GIVEN REQUEST:
Repeat the whole listing exactly.

# START OF DATA SHOWN

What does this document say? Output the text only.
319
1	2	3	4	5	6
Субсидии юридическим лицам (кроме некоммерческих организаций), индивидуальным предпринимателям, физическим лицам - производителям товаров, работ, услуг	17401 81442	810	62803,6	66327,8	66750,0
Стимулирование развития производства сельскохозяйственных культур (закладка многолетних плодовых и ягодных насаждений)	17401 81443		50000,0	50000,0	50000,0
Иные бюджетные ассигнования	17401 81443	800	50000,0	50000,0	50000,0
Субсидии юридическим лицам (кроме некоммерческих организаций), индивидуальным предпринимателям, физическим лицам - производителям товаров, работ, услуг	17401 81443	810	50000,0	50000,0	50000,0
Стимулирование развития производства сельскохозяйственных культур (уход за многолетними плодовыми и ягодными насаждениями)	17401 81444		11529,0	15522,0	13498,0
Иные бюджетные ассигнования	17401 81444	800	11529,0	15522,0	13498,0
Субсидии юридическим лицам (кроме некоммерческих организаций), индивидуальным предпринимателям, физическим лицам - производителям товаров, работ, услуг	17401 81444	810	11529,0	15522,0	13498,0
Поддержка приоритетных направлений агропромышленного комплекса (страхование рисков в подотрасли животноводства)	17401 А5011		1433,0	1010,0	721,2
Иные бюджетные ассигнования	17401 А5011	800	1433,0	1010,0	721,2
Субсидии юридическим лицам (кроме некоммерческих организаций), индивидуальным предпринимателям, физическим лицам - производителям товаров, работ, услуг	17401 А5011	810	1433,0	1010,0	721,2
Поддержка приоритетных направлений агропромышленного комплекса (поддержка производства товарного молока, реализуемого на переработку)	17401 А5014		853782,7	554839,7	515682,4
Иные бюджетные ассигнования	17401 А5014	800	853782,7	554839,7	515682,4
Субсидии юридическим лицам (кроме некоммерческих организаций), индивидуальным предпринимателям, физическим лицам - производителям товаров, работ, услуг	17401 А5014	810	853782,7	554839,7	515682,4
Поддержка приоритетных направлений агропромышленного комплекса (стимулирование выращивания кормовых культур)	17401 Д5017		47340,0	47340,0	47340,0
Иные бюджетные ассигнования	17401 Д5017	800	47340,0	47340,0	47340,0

# END OF DATA SHOWN

THE SOLUTION:
What does this document say? Output the text only.
319
1	2	3	4	5	6
Субсидии юридическим лицам (кроме некоммерческих организаций), индивидуальным предпринимателям, физическим лицам - производителям товаров, работ, услуг	17401 81442	810	62803,6	66327,8	66750,0
Стимулирование развития производства сельскохозяйственных культур (закладка многолетних плодовых и ягодных насаждений)	17401 81443		50000,0	50000,0	50000,0
Иные бюджетные ассигнования	17401 81443	800	50000,0	50000,0	50000,0
Субсидии юридическим лицам (кроме некоммерческих организаций), индивидуальным предпринимателям, физическим лицам - производителям товаров, работ, услуг	17401 81443	810	50000,0	50000,0	50000,0
Стимулирование развития производства сельскохозяйственных культур (уход за многолетними плодовыми и ягодными насаждениями)	17401 81444		11529,0	15522,0	13498,0
Иные бюджетные ассигнования	17401 81444	800	11529,0	15522,0	13498,0
Субсидии юридическим лицам (кроме некоммерческих организаций), индивидуальным предпринимателям, физическим лицам - производителям товаров, работ, услуг	17401 81444	810	11529,0	15522,0	13498,0
Поддержка приоритетных направлений агропромышленного комплекса (страхование рисков в подотрасли животноводства)	17401 А5011		1433,0	1010,0	721,2
Иные бюджетные ассигнования	17401 А5011	800	1433,0	1010,0	721,2
Субсидии юридическим лицам (кроме некоммерческих организаций), индивидуальным предпринимателям, физическим лицам - производителям товаров, работ, услуг	17401 А5011	810	1433,0	1010,0	721,2
Поддержка приоритетных направлений агропромышленного комплекса (поддержка производства товарного молока, реализуемого на переработку)	17401 А5014		853782,7	554839,7	515682,4
Иные бюджетные ассигнования	17401 А5014	800	853782,7	554839,7	515682,4
Субсидии юридическим лицам (кроме некоммерческих организаций), индивидуальным предпринимателям, физическим лицам - производителям товаров, работ, услуг	17401 А5014	810	853782,7	554839,7	515682,4
Поддержка приоритетных направлений агропромышленного комплекса (стимулирование выращивания кормовых культур)	17401 Д5017		47340,0	47340,0	47340,0
Иные бюджетные ассигнования	17401 Д5017	800	47340,0	47340,0	47340,0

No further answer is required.